Given problem: Which lines contain the string "FROM"? Please list every one of them.

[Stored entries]

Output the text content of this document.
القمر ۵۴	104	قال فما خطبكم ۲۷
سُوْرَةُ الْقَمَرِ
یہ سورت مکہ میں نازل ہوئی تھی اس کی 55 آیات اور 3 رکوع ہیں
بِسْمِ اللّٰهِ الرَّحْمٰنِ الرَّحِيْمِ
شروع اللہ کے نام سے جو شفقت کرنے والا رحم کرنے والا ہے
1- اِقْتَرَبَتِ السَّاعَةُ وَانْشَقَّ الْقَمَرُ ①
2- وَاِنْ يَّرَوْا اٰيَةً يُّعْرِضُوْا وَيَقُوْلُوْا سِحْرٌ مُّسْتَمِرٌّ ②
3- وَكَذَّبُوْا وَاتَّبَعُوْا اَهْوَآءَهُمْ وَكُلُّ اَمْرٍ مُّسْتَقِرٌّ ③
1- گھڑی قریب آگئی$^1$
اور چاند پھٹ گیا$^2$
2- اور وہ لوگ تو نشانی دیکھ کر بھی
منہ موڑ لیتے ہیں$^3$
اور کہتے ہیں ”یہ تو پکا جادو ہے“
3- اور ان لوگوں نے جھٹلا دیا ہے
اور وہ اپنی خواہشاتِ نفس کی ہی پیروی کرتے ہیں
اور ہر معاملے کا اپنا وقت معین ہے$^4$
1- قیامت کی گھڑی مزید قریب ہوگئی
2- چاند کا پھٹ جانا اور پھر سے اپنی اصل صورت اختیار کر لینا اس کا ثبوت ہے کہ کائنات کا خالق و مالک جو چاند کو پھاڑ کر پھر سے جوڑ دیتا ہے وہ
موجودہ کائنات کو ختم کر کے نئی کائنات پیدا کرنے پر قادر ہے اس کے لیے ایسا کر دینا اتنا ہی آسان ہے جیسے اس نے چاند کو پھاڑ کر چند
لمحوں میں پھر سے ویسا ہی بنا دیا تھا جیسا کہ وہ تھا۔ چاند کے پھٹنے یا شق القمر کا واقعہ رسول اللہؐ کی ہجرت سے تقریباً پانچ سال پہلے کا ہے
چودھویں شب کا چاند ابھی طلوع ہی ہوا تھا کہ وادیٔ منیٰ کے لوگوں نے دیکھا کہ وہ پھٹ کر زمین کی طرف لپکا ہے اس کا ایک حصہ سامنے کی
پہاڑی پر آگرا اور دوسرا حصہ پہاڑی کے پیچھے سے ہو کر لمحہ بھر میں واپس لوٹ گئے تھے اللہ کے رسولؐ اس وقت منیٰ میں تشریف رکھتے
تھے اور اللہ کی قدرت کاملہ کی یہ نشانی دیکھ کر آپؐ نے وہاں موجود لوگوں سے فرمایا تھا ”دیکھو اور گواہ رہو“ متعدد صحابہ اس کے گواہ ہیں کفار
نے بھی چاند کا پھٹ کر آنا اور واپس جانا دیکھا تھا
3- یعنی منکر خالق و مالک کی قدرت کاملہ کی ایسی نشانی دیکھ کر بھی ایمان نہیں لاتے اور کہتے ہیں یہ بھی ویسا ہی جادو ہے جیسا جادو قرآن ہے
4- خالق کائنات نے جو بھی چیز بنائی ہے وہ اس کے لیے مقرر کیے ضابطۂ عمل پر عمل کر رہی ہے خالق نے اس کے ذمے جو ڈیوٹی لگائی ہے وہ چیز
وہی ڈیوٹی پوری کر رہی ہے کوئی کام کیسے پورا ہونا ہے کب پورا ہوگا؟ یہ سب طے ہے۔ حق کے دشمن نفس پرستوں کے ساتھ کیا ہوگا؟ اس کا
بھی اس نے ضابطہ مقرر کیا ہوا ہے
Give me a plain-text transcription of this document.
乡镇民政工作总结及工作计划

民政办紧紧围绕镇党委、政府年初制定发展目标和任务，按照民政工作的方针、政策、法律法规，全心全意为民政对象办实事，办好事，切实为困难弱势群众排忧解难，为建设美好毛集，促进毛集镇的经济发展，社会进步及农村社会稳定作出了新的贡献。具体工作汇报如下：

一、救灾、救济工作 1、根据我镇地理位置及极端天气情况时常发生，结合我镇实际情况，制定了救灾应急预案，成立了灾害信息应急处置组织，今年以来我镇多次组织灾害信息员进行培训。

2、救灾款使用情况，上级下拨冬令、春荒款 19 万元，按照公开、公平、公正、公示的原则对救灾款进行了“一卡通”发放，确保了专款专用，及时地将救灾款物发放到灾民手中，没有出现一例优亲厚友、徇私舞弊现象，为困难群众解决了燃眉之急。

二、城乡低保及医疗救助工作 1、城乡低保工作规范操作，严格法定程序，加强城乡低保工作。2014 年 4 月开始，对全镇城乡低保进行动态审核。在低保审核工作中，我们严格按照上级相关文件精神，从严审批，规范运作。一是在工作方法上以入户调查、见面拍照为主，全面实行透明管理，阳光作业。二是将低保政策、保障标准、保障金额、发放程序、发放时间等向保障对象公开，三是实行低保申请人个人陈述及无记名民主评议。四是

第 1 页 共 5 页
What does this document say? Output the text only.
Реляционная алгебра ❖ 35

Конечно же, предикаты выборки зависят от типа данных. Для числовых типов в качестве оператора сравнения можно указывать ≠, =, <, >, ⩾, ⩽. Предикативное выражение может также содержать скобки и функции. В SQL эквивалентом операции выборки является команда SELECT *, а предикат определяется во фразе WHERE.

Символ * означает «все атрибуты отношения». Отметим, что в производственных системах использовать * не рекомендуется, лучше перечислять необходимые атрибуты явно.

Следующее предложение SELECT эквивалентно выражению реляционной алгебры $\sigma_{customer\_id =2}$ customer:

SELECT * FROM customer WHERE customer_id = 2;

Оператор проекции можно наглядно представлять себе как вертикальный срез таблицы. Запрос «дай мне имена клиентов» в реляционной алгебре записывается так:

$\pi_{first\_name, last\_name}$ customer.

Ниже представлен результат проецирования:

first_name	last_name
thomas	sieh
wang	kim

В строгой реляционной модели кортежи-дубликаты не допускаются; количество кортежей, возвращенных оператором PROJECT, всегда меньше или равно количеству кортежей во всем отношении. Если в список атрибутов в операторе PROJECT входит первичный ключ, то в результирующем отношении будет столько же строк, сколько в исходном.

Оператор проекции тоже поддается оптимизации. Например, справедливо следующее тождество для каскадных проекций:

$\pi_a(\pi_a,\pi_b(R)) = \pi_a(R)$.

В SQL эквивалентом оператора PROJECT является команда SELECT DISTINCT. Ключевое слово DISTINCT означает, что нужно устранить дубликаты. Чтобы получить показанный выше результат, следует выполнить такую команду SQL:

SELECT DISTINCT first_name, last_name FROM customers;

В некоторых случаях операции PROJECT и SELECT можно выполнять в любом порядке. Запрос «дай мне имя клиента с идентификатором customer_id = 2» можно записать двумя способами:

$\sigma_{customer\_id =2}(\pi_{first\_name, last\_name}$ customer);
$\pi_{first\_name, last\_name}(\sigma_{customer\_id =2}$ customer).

Solution for this exercise:
SELECT * FROM customer WHERE customer_id = 2;
SELECT DISTINCT first_name, last_name FROM customers;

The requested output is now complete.